• [Your objective]:
Every entry below should be repeated exactly; the pictures should not.

• [Lines of data]:
## start

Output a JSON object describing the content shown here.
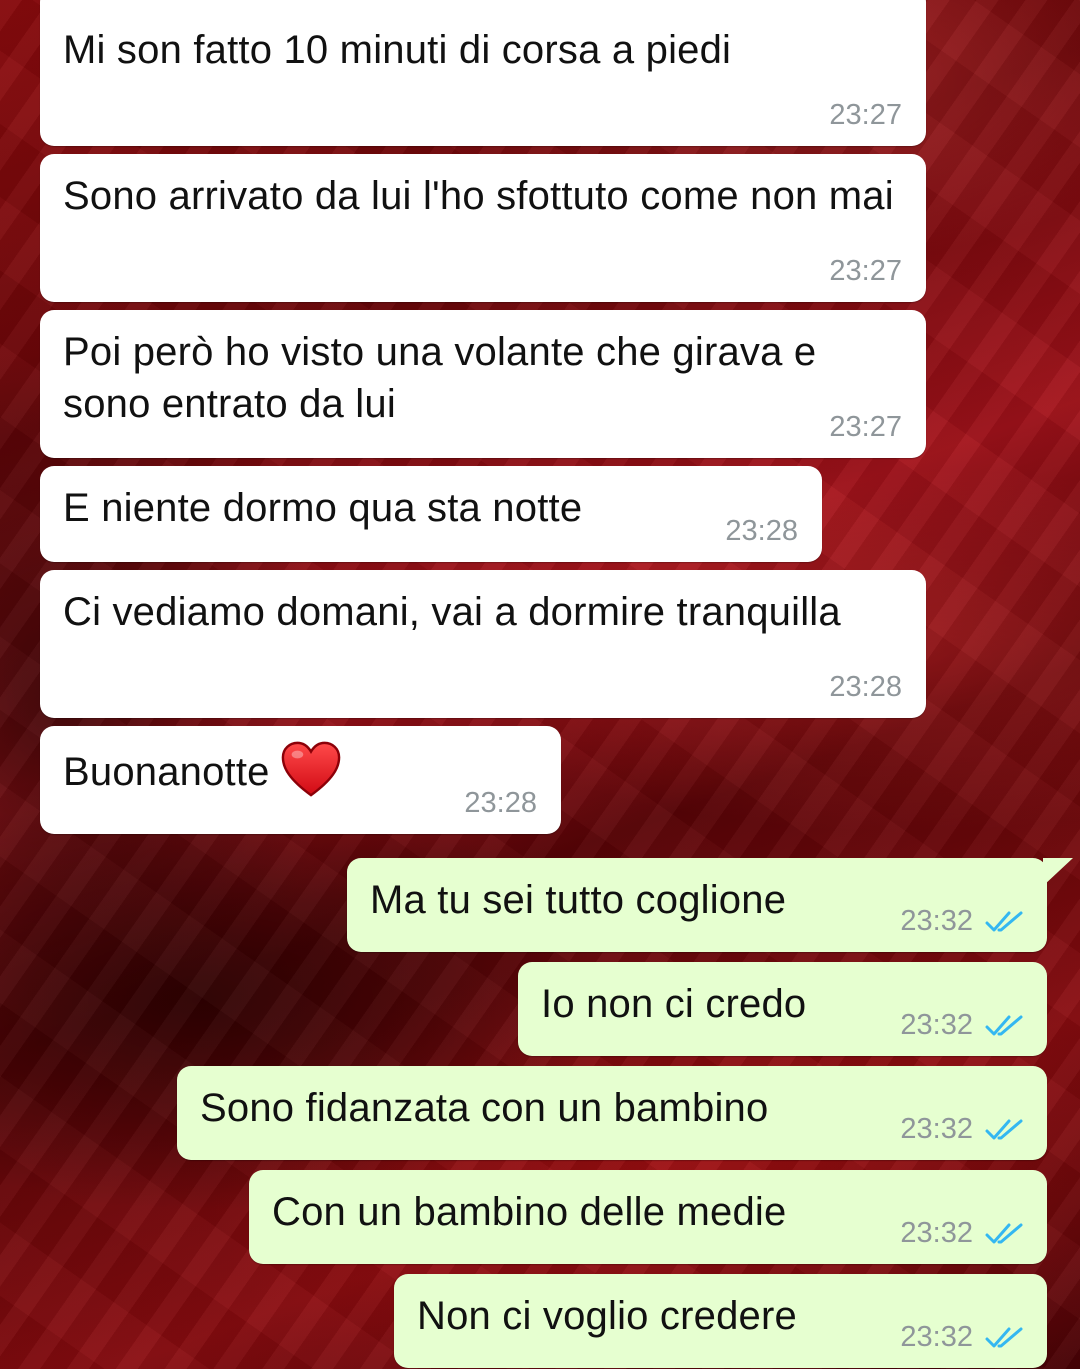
{
  "messages": [
    {
      "dir": "in",
      "text": "Mi son fatto 10 minuti di corsa a piedi",
      "time": "23:27"
    },
    {
      "dir": "in",
      "text": "Sono arrivato da lui l'ho sfottuto come non mai",
      "time": "23:27"
    },
    {
      "dir": "in",
      "text": "Poi però ho visto una volante che girava e sono entrato da lui",
      "time": "23:27"
    },
    {
      "dir": "in",
      "text": "E niente dormo qua sta notte",
      "time": "23:28"
    },
    {
      "dir": "in",
      "text": "Ci vediamo domani, vai a dormire tranquilla",
      "time": "23:28"
    },
    {
      "dir": "in",
      "text": "Buonanotte",
      "emoji": "red-heart",
      "time": "23:28"
    },
    {
      "dir": "out",
      "text": "Ma tu sei tutto coglione",
      "time": "23:32",
      "status": "read"
    },
    {
      "dir": "out",
      "text": "Io non ci credo",
      "time": "23:32",
      "status": "read"
    },
    {
      "dir": "out",
      "text": "Sono fidanzata con un bambino",
      "time": "23:32",
      "status": "read"
    },
    {
      "dir": "out",
      "text": "Con un bambino delle medie",
      "time": "23:32",
      "status": "read"
    },
    {
      "dir": "out",
      "text": "Non ci voglio credere",
      "time": "23:32",
      "status": "read"
    }
  ],
  "colors": {
    "incoming_bubble": "#ffffff",
    "outgoing_bubble": "#e6ffd0",
    "timestamp": "#8f969a",
    "read_ticks": "#34b7f1",
    "wallpaper": "#8e0b0e"
  },
  "icons": {
    "read_status": "double-check-icon",
    "emoji": "red-heart-icon"
  }
}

## end

• [Response to this task]:
Output a JSON object describing the content shown here.
{
  "messages": [
    {
      "dir": "in",
      "text": "Mi son fatto 10 minuti di corsa a piedi",
      "time": "23:27"
    },
    {
      "dir": "in",
      "text": "Sono arrivato da lui l'ho sfottuto come non mai",
      "time": "23:27"
    },
    {
      "dir": "in",
      "text": "Poi però ho visto una volante che girava e sono entrato da lui",
      "time": "23:27"
    },
    {
      "dir": "in",
      "text": "E niente dormo qua sta notte",
      "time": "23:28"
    },
    {
      "dir": "in",
      "text": "Ci vediamo domani, vai a dormire tranquilla",
      "time": "23:28"
    },
    {
      "dir": "in",
      "text": "Buonanotte",
      "emoji": "red-heart",
      "time": "23:28"
    },
    {
      "dir": "out",
      "text": "Ma tu sei tutto coglione",
      "time": "23:32",
      "status": "read"
    },
    {
      "dir": "out",
      "text": "Io non ci credo",
      "time": "23:32",
      "status": "read"
    },
    {
      "dir": "out",
      "text": "Sono fidanzata con un bambino",
      "time": "23:32",
      "status": "read"
    },
    {
      "dir": "out",
      "text": "Con un bambino delle medie",
      "time": "23:32",
      "status": "read"
    },
    {
      "dir": "out",
      "text": "Non ci voglio credere",
      "time": "23:32",
      "status": "read"
    }
  ],
  "colors": {
    "incoming_bubble": "#ffffff",
    "outgoing_bubble": "#e6ffd0",
    "timestamp": "#8f969a",
    "read_ticks": "#34b7f1",
    "wallpaper": "#8e0b0e"
  },
  "icons": {
    "read_status": "double-check-icon",
    "emoji": "red-heart-icon"
  }
}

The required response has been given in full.